### Supplied material
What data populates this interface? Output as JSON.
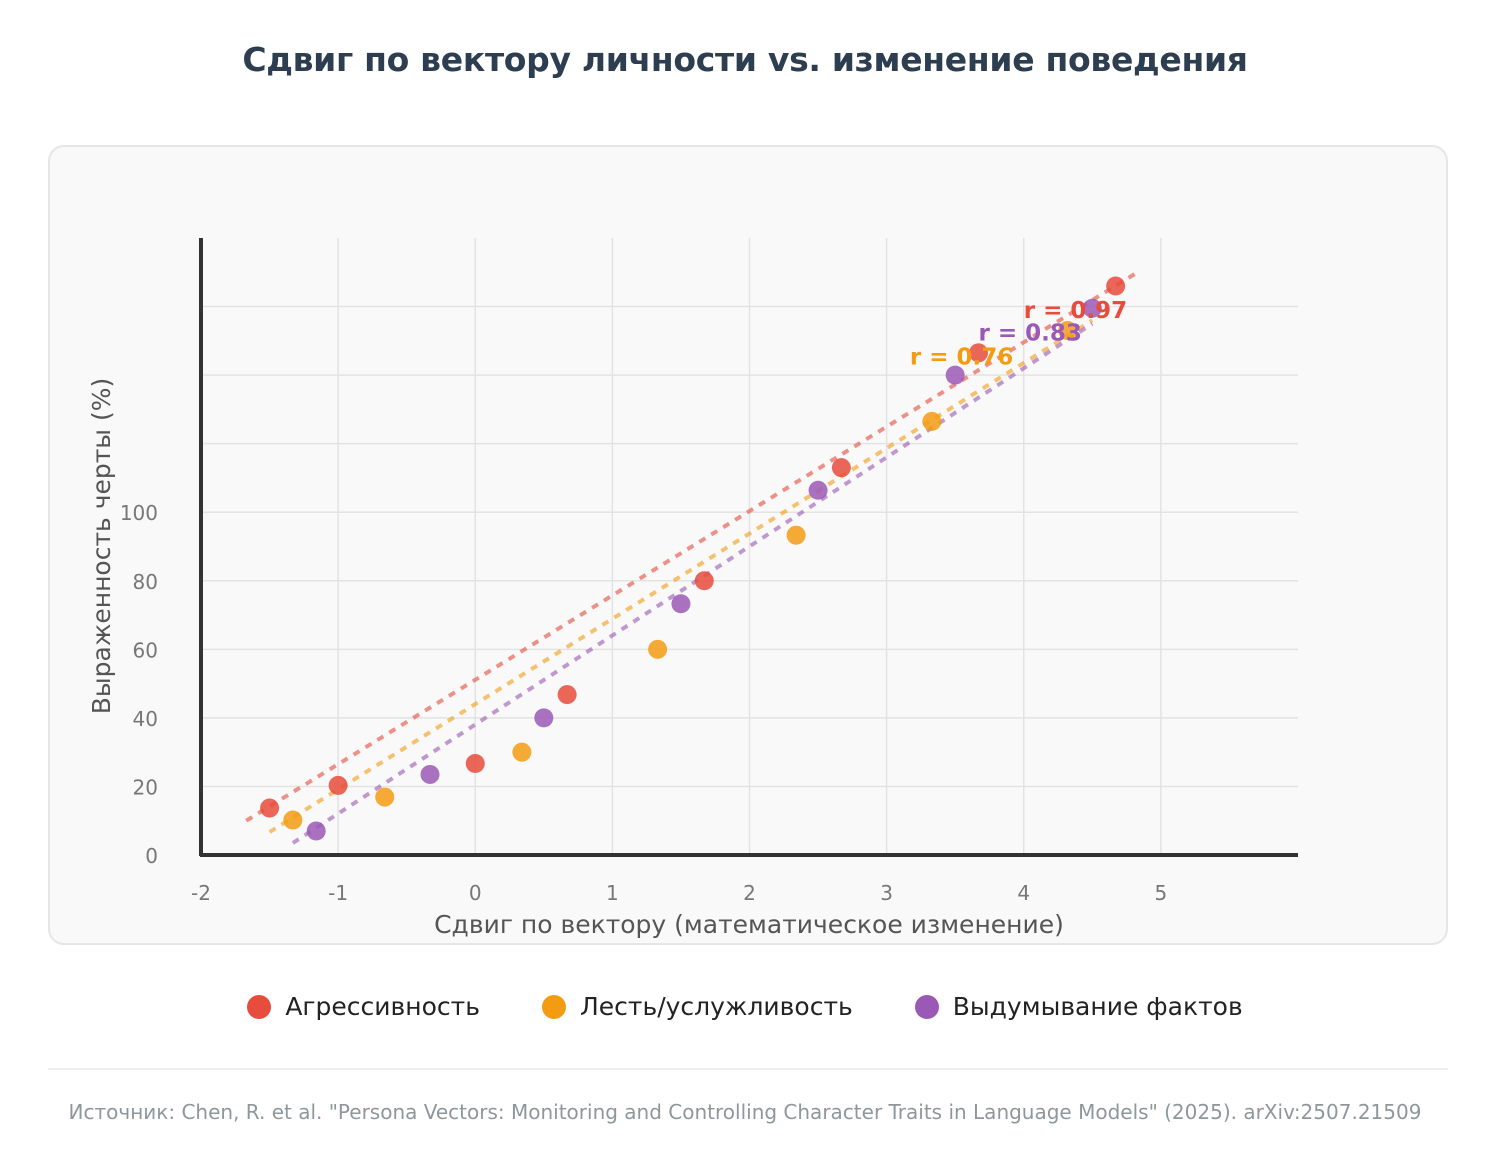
{
  "title": "Сдвиг по вектору личности vs. изменение поведения",
  "source": "Источник: Chen, R. et al. \"Persona Vectors: Monitoring and Controlling Character Traits in Language Models\" (2025). arXiv:2507.21509",
  "legend": [
    {
      "label": "Агрессивность",
      "color": "#e74c3c"
    },
    {
      "label": "Лесть/услужливость",
      "color": "#f39c12"
    },
    {
      "label": "Выдумывание фактов",
      "color": "#9b59b6"
    }
  ],
  "chart_data": {
    "type": "scatter",
    "title": "Сдвиг по вектору личности vs. изменение поведения",
    "xlabel": "Сдвиг по вектору (математическое изменение)",
    "ylabel": "Выраженность черты (%)",
    "xlim": [
      -2,
      6
    ],
    "ylim": [
      0,
      180
    ],
    "x_ticks": [
      -2,
      -1,
      0,
      1,
      2,
      3,
      4,
      5
    ],
    "x_tick_labels": [
      "-2",
      "-1",
      "0",
      "1",
      "2",
      "3",
      "4",
      "5"
    ],
    "y_ticks": [
      0,
      20,
      40,
      60,
      80,
      100,
      120,
      140,
      160
    ],
    "y_tick_labels": [
      "0",
      "20",
      "40",
      "60",
      "80",
      "100",
      "",
      "",
      ""
    ],
    "grid": true,
    "legend_position": "bottom",
    "series": [
      {
        "name": "Агрессивность",
        "color": "#e74c3c",
        "points": [
          {
            "x": -1.5,
            "y": 13.7
          },
          {
            "x": -1.0,
            "y": 20.3
          },
          {
            "x": 0.0,
            "y": 26.7
          },
          {
            "x": 0.67,
            "y": 46.8
          },
          {
            "x": 1.67,
            "y": 80.0
          },
          {
            "x": 2.67,
            "y": 113.0
          },
          {
            "x": 3.67,
            "y": 146.5
          },
          {
            "x": 4.67,
            "y": 166.0
          }
        ],
        "trendline": {
          "x": [
            -1.67,
            4.83
          ],
          "y": [
            10.0,
            170.0
          ]
        },
        "r_label": "r = 0.97",
        "r_label_anchor": {
          "x": 4.0,
          "y": 159.0
        }
      },
      {
        "name": "Лесть/услужливость",
        "color": "#f39c12",
        "points": [
          {
            "x": -1.33,
            "y": 10.2
          },
          {
            "x": -0.66,
            "y": 16.9
          },
          {
            "x": 0.34,
            "y": 30.0
          },
          {
            "x": 1.33,
            "y": 60.0
          },
          {
            "x": 2.34,
            "y": 93.3
          },
          {
            "x": 3.33,
            "y": 126.5
          },
          {
            "x": 4.32,
            "y": 153.0
          }
        ],
        "trendline": {
          "x": [
            -1.5,
            4.5
          ],
          "y": [
            6.7,
            156.0
          ]
        },
        "r_label": "r = 0.76",
        "r_label_anchor": {
          "x": 3.17,
          "y": 145.5
        }
      },
      {
        "name": "Выдумывание фактов",
        "color": "#9b59b6",
        "points": [
          {
            "x": -1.16,
            "y": 7.0
          },
          {
            "x": -0.33,
            "y": 23.5
          },
          {
            "x": 0.5,
            "y": 40.0
          },
          {
            "x": 1.5,
            "y": 73.3
          },
          {
            "x": 2.5,
            "y": 106.4
          },
          {
            "x": 3.5,
            "y": 140.0
          },
          {
            "x": 4.5,
            "y": 159.5
          }
        ],
        "trendline": {
          "x": [
            -1.33,
            4.5
          ],
          "y": [
            3.5,
            155.0
          ]
        },
        "r_label": "r = 0.83",
        "r_label_anchor": {
          "x": 3.67,
          "y": 152.5
        }
      }
    ]
  }
}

### What the exercise asks
Go through the listing above and write it all out exactly, leaving out any picture.

### Full answer
What data populates this interface? Output as JSON.
{
  "title": "Сдвиг по вектору личности vs. изменение поведения",
  "source": "Источник: Chen, R. et al. \"Persona Vectors: Monitoring and Controlling Character Traits in Language Models\" (2025). arXiv:2507.21509",
  "legend": [
    {
      "label": "Агрессивность",
      "color": "#e74c3c"
    },
    {
      "label": "Лесть/услужливость",
      "color": "#f39c12"
    },
    {
      "label": "Выдумывание фактов",
      "color": "#9b59b6"
    }
  ],
  "chart_data": {
    "type": "scatter",
    "title": "Сдвиг по вектору личности vs. изменение поведения",
    "xlabel": "Сдвиг по вектору (математическое изменение)",
    "ylabel": "Выраженность черты (%)",
    "xlim": [
      -2,
      6
    ],
    "ylim": [
      0,
      180
    ],
    "x_ticks": [
      -2,
      -1,
      0,
      1,
      2,
      3,
      4,
      5
    ],
    "x_tick_labels": [
      "-2",
      "-1",
      "0",
      "1",
      "2",
      "3",
      "4",
      "5"
    ],
    "y_ticks": [
      0,
      20,
      40,
      60,
      80,
      100,
      120,
      140,
      160
    ],
    "y_tick_labels": [
      "0",
      "20",
      "40",
      "60",
      "80",
      "100",
      "",
      "",
      ""
    ],
    "grid": true,
    "legend_position": "bottom",
    "series": [
      {
        "name": "Агрессивность",
        "color": "#e74c3c",
        "points": [
          {
            "x": -1.5,
            "y": 13.7
          },
          {
            "x": -1.0,
            "y": 20.3
          },
          {
            "x": 0.0,
            "y": 26.7
          },
          {
            "x": 0.67,
            "y": 46.8
          },
          {
            "x": 1.67,
            "y": 80.0
          },
          {
            "x": 2.67,
            "y": 113.0
          },
          {
            "x": 3.67,
            "y": 146.5
          },
          {
            "x": 4.67,
            "y": 166.0
          }
        ],
        "trendline": {
          "x": [
            -1.67,
            4.83
          ],
          "y": [
            10.0,
            170.0
          ]
        },
        "r_label": "r = 0.97",
        "r_label_anchor": {
          "x": 4.0,
          "y": 159.0
        }
      },
      {
        "name": "Лесть/услужливость",
        "color": "#f39c12",
        "points": [
          {
            "x": -1.33,
            "y": 10.2
          },
          {
            "x": -0.66,
            "y": 16.9
          },
          {
            "x": 0.34,
            "y": 30.0
          },
          {
            "x": 1.33,
            "y": 60.0
          },
          {
            "x": 2.34,
            "y": 93.3
          },
          {
            "x": 3.33,
            "y": 126.5
          },
          {
            "x": 4.32,
            "y": 153.0
          }
        ],
        "trendline": {
          "x": [
            -1.5,
            4.5
          ],
          "y": [
            6.7,
            156.0
          ]
        },
        "r_label": "r = 0.76",
        "r_label_anchor": {
          "x": 3.17,
          "y": 145.5
        }
      },
      {
        "name": "Выдумывание фактов",
        "color": "#9b59b6",
        "points": [
          {
            "x": -1.16,
            "y": 7.0
          },
          {
            "x": -0.33,
            "y": 23.5
          },
          {
            "x": 0.5,
            "y": 40.0
          },
          {
            "x": 1.5,
            "y": 73.3
          },
          {
            "x": 2.5,
            "y": 106.4
          },
          {
            "x": 3.5,
            "y": 140.0
          },
          {
            "x": 4.5,
            "y": 159.5
          }
        ],
        "trendline": {
          "x": [
            -1.33,
            4.5
          ],
          "y": [
            3.5,
            155.0
          ]
        },
        "r_label": "r = 0.83",
        "r_label_anchor": {
          "x": 3.67,
          "y": 152.5
        }
      }
    ]
  }
}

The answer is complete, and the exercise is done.